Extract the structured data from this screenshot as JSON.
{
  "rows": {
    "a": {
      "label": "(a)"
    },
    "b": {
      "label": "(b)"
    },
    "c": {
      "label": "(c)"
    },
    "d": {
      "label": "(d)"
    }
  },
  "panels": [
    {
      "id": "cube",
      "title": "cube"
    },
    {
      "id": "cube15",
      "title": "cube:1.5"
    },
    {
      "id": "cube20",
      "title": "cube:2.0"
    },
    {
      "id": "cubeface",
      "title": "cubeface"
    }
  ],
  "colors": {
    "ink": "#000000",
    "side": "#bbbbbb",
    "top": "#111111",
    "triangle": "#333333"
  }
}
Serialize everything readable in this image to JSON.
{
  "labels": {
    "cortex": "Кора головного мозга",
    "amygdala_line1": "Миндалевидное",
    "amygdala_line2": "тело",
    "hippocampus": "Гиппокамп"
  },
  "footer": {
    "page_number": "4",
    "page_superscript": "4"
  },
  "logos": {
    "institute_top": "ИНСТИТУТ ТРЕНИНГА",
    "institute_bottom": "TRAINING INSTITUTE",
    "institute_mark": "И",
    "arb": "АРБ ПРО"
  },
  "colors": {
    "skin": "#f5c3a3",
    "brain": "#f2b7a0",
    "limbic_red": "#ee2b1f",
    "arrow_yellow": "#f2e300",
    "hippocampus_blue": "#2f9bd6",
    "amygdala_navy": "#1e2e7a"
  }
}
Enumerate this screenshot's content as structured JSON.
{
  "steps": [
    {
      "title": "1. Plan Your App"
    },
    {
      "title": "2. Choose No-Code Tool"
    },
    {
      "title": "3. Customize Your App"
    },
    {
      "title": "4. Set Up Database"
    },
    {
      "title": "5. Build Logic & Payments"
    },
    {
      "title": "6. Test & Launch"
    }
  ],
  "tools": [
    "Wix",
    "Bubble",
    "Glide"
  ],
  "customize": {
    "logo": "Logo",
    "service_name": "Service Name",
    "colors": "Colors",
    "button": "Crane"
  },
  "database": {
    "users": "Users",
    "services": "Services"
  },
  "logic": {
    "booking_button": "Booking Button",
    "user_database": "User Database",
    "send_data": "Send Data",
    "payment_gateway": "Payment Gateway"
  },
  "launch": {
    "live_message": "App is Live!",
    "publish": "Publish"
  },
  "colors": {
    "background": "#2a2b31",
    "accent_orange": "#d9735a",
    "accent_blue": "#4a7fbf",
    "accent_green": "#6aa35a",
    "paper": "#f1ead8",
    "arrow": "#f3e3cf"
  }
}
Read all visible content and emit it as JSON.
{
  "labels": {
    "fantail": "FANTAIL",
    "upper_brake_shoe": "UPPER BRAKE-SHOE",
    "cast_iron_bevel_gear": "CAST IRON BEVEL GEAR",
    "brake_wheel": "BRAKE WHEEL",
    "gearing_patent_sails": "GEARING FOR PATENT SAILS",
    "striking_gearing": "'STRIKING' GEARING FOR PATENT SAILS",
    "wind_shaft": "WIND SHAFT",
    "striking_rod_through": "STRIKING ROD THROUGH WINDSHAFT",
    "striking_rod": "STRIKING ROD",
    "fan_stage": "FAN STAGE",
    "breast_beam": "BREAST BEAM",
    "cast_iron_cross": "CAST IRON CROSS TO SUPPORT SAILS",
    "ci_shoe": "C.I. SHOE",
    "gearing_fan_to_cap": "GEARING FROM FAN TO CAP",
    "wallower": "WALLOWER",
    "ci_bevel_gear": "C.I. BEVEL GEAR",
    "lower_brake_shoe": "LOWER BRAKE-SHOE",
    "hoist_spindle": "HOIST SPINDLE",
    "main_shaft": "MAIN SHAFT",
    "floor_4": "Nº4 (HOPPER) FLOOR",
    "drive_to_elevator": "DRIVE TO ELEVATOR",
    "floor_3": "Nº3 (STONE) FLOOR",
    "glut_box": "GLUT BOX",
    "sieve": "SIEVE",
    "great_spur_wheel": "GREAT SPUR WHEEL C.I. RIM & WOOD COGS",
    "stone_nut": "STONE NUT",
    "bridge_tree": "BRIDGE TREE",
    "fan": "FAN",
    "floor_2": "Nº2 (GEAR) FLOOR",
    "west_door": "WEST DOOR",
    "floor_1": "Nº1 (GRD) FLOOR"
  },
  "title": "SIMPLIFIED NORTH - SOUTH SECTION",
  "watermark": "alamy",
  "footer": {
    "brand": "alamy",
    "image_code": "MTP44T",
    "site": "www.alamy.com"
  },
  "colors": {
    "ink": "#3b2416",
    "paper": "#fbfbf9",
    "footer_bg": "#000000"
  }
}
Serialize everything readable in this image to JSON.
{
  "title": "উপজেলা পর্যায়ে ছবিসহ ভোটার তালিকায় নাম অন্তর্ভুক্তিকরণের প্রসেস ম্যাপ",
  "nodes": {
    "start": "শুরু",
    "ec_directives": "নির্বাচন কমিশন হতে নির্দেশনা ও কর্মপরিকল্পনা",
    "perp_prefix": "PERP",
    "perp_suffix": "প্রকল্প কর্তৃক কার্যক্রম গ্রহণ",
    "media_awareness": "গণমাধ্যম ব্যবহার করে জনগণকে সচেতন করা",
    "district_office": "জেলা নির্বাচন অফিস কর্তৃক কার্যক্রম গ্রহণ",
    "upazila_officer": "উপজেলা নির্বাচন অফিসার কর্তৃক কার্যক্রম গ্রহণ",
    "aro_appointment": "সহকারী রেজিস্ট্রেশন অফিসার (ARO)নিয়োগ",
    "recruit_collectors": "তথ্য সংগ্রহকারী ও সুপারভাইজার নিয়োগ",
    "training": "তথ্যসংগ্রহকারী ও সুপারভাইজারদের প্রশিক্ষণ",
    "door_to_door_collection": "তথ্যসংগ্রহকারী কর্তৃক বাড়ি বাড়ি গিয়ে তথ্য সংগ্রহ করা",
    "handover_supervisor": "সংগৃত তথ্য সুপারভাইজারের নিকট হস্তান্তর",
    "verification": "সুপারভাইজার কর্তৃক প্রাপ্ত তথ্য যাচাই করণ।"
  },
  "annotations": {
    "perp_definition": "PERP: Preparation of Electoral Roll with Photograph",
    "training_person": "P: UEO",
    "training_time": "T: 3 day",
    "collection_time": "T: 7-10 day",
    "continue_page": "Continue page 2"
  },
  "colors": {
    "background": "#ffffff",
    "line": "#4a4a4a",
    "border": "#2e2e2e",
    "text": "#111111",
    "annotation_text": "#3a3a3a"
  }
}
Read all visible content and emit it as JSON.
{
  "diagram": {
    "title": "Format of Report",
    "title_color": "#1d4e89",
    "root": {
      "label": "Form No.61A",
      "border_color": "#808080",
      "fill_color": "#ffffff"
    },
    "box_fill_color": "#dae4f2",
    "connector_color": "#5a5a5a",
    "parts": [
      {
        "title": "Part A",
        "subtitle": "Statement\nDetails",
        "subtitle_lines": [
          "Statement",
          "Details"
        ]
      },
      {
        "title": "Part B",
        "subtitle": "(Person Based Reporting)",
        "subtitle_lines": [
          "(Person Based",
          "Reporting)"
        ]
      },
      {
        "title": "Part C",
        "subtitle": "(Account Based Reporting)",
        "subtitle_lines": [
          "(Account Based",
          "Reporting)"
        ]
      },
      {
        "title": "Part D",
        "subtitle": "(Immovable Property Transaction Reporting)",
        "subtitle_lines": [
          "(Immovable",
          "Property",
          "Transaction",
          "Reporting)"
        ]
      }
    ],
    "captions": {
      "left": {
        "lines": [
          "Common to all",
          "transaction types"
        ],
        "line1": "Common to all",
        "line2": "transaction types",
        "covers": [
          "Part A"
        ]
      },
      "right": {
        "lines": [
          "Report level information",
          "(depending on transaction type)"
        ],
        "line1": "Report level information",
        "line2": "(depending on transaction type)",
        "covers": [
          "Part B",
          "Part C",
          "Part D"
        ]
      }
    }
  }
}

※ ※ ※

**THE TASK**
Copy out every line from the material above in which the word "BRAKE" appears.

**RESPONSE TO THE EXERCISE**
    "upper_brake_shoe": "UPPER BRAKE-SHOE",
    "brake_wheel": "BRAKE WHEEL",
    "lower_brake_shoe": "LOWER BRAKE-SHOE",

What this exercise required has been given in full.